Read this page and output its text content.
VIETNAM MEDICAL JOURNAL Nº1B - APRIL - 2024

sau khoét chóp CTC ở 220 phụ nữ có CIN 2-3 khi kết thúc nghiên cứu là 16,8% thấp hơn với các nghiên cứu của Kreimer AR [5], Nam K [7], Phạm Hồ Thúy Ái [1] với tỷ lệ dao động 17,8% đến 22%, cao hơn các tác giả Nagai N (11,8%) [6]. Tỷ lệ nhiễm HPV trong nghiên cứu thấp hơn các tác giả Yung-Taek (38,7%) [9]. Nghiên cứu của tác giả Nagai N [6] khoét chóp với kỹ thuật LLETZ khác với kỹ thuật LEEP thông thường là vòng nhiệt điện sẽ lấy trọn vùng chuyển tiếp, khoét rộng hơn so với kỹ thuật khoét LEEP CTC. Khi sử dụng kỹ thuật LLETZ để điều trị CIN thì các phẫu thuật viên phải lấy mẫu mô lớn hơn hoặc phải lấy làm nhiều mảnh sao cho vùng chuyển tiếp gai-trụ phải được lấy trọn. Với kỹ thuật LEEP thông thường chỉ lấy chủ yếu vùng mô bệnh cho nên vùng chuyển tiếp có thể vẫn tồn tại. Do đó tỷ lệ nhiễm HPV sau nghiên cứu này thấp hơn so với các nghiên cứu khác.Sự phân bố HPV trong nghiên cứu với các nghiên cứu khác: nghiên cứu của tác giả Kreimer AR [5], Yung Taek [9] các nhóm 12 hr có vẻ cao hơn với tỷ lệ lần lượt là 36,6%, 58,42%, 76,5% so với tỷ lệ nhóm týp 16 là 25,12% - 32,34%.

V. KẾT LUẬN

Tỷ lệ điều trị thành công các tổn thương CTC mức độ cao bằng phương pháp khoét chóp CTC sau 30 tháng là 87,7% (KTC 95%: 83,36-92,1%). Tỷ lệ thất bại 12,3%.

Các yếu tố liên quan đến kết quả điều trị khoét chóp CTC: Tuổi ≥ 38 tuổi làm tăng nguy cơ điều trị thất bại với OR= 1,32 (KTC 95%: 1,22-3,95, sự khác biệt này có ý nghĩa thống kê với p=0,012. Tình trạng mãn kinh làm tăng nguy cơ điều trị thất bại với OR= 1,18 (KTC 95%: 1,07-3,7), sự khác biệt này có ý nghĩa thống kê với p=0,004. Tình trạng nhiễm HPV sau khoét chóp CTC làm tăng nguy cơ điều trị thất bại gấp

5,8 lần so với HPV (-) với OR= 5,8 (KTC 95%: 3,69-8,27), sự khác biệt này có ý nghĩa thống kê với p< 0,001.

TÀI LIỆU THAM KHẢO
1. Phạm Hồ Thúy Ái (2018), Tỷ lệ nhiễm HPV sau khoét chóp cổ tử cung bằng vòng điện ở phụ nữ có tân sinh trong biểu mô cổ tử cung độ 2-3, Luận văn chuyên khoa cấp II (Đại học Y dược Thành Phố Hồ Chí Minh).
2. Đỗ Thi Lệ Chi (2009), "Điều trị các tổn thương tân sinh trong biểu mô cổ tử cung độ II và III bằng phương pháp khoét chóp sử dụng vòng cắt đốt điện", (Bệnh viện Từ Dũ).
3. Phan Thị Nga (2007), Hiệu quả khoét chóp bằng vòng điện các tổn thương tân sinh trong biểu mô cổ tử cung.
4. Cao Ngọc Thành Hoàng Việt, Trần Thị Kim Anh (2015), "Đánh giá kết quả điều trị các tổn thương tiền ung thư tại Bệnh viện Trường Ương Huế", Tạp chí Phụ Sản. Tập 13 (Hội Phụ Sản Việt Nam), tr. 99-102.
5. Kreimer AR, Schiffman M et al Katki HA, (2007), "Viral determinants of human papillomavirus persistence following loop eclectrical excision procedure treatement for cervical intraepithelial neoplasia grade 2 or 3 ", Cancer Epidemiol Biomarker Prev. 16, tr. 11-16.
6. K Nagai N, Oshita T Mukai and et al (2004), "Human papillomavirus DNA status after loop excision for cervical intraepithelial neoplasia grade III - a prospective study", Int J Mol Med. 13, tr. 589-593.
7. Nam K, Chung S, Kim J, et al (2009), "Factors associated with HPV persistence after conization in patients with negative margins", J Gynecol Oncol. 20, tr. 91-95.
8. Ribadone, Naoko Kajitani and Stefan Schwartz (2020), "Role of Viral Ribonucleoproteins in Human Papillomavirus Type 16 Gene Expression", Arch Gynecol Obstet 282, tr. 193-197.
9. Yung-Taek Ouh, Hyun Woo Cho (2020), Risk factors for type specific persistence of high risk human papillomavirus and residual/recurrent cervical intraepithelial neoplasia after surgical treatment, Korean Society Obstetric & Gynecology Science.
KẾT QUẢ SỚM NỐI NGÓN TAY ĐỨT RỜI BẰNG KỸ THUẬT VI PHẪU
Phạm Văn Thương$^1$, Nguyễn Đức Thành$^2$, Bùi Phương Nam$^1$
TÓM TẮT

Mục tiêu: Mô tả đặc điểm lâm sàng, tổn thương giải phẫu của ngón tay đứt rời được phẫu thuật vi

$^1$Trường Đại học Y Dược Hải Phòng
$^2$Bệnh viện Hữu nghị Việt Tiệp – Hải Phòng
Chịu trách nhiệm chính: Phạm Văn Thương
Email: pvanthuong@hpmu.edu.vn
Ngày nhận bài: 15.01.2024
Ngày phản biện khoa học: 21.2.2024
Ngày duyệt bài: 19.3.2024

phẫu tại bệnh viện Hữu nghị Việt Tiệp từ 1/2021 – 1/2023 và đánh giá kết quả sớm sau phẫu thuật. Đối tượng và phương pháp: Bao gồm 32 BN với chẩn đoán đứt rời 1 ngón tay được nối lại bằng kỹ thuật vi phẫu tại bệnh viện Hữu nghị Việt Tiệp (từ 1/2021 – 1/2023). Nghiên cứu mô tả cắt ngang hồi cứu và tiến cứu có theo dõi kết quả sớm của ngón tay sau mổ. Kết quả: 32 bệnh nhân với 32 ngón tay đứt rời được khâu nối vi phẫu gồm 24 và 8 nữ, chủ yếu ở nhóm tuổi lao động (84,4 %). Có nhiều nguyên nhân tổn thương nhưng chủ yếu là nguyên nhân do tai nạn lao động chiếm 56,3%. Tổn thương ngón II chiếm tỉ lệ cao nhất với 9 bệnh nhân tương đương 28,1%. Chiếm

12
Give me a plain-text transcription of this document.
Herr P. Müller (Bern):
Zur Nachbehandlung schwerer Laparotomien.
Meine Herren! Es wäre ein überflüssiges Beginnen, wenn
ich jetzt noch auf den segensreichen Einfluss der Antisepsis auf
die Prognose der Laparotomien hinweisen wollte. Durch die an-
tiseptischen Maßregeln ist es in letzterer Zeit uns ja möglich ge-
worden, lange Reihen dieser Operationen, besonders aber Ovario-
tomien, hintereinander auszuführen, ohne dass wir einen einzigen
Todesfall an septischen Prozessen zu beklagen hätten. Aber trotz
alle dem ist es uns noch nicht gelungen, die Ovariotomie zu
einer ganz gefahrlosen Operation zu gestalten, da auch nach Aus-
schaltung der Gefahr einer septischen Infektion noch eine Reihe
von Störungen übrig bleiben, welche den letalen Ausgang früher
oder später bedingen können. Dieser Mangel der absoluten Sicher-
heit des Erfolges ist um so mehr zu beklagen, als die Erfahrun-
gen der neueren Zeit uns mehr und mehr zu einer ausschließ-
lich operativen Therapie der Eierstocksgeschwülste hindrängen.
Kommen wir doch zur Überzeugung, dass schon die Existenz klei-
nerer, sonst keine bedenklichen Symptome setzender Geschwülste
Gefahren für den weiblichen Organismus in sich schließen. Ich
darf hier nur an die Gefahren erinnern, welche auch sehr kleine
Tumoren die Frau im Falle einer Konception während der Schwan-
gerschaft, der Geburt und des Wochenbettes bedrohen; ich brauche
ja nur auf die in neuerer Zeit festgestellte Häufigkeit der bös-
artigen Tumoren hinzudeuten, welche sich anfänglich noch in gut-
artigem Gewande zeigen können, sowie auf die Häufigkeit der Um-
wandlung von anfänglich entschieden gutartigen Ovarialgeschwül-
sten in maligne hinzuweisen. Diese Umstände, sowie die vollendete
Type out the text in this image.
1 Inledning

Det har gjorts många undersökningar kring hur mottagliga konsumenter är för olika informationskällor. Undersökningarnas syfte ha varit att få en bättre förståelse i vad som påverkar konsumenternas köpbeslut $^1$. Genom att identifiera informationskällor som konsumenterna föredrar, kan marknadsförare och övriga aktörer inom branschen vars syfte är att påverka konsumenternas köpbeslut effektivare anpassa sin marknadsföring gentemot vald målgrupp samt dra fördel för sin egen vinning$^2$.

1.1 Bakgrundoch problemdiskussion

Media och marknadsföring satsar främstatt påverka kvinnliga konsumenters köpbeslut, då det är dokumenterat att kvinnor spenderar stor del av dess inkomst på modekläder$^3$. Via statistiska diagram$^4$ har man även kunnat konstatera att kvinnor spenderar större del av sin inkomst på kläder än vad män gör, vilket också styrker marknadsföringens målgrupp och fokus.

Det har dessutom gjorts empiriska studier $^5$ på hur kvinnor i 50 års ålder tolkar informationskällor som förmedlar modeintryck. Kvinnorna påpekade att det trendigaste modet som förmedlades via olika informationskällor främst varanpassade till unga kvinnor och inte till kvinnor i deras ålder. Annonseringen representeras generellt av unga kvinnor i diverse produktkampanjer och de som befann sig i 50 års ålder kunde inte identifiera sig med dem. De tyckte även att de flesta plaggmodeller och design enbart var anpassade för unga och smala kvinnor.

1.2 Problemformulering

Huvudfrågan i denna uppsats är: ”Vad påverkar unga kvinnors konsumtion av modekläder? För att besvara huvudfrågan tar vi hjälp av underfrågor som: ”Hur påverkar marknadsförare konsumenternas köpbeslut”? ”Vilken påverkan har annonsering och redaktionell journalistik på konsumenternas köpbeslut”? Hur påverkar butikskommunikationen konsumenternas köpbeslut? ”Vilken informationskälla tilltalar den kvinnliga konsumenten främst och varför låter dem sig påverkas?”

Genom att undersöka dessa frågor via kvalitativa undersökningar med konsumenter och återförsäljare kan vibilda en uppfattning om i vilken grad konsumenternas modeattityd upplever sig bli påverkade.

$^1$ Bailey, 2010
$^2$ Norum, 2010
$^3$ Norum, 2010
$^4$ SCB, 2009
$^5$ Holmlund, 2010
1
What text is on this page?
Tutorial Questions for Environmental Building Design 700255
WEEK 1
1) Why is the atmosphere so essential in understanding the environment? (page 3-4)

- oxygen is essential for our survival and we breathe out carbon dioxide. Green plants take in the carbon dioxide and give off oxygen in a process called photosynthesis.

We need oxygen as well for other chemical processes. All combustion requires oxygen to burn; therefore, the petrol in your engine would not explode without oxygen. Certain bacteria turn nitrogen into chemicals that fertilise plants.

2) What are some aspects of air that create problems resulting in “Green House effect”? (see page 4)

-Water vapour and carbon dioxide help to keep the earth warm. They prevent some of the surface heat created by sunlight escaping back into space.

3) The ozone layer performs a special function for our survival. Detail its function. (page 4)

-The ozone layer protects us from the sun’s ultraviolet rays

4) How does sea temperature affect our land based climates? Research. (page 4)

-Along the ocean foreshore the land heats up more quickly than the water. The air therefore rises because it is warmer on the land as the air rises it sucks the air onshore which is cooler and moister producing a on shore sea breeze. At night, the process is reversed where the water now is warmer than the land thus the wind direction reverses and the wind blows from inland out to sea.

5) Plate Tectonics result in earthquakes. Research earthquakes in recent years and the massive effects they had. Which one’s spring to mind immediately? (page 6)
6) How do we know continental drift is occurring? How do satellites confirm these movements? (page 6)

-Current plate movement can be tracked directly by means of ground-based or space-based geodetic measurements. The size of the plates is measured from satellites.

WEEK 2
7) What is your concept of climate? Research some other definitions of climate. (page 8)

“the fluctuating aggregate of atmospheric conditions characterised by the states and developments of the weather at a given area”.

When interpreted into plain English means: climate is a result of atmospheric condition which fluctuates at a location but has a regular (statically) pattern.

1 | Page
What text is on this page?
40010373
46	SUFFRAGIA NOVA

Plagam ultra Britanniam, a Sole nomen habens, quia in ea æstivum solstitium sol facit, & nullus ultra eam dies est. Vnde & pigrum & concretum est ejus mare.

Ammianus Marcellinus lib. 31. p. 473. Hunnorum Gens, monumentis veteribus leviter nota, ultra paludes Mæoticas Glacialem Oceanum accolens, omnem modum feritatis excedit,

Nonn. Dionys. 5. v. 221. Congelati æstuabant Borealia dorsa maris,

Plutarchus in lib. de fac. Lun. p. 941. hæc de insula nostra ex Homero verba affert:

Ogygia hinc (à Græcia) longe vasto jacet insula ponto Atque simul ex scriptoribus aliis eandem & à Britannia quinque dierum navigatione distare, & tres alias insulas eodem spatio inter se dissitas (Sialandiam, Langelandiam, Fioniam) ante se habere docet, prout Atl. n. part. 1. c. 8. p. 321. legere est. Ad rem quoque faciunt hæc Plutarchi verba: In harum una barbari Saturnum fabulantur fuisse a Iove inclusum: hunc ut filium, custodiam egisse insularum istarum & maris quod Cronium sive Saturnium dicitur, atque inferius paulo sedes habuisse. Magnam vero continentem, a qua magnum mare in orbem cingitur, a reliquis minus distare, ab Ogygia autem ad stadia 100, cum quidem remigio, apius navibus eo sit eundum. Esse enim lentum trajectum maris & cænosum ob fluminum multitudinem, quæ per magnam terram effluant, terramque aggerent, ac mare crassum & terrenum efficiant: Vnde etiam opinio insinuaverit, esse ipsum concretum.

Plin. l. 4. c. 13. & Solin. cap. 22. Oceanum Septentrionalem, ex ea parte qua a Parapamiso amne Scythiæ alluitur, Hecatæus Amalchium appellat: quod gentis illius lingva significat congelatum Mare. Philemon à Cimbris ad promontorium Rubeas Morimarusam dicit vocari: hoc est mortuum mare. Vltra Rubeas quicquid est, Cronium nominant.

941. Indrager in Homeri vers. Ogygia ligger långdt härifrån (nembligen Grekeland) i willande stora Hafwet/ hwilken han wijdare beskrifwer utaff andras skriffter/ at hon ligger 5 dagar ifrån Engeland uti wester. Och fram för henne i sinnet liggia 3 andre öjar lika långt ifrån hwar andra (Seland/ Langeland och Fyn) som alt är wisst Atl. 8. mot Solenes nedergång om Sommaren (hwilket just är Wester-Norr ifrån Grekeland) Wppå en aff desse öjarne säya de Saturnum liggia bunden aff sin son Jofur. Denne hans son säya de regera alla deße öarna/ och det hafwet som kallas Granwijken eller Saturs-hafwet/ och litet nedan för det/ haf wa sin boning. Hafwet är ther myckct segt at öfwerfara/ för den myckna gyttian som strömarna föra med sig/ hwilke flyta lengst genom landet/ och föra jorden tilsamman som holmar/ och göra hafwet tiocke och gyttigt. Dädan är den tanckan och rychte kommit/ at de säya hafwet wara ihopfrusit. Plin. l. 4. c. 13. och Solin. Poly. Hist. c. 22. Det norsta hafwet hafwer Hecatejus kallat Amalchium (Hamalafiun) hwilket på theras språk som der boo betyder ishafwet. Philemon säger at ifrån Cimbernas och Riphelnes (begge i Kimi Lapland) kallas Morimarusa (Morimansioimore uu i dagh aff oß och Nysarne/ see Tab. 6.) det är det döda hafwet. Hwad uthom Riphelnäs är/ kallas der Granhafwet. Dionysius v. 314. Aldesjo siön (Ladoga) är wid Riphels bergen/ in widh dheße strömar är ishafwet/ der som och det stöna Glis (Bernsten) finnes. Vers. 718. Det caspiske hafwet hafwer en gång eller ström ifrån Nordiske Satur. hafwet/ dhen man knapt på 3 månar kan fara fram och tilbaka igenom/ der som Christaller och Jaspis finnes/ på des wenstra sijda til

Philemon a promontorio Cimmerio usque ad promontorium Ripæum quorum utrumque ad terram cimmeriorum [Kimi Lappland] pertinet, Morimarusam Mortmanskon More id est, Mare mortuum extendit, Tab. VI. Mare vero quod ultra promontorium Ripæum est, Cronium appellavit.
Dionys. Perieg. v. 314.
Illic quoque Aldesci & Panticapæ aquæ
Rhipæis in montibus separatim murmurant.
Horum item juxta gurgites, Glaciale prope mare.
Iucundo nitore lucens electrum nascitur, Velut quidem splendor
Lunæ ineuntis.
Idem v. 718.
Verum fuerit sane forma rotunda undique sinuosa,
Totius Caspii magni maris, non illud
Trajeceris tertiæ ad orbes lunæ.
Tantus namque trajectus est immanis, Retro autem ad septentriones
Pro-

- **WHAT TO WORK ON**:
Copy out every line from the material above where the string "survival" turns up.

- **WRITTEN ANSWER**:
- oxygen is essential for our survival and we breathe out carbon dioxide. Green plants take in the carbon dioxide and give off oxygen in a process called photosynthesis.
3) The ozone layer performs a special function for our survival. Detail its function. (page 4)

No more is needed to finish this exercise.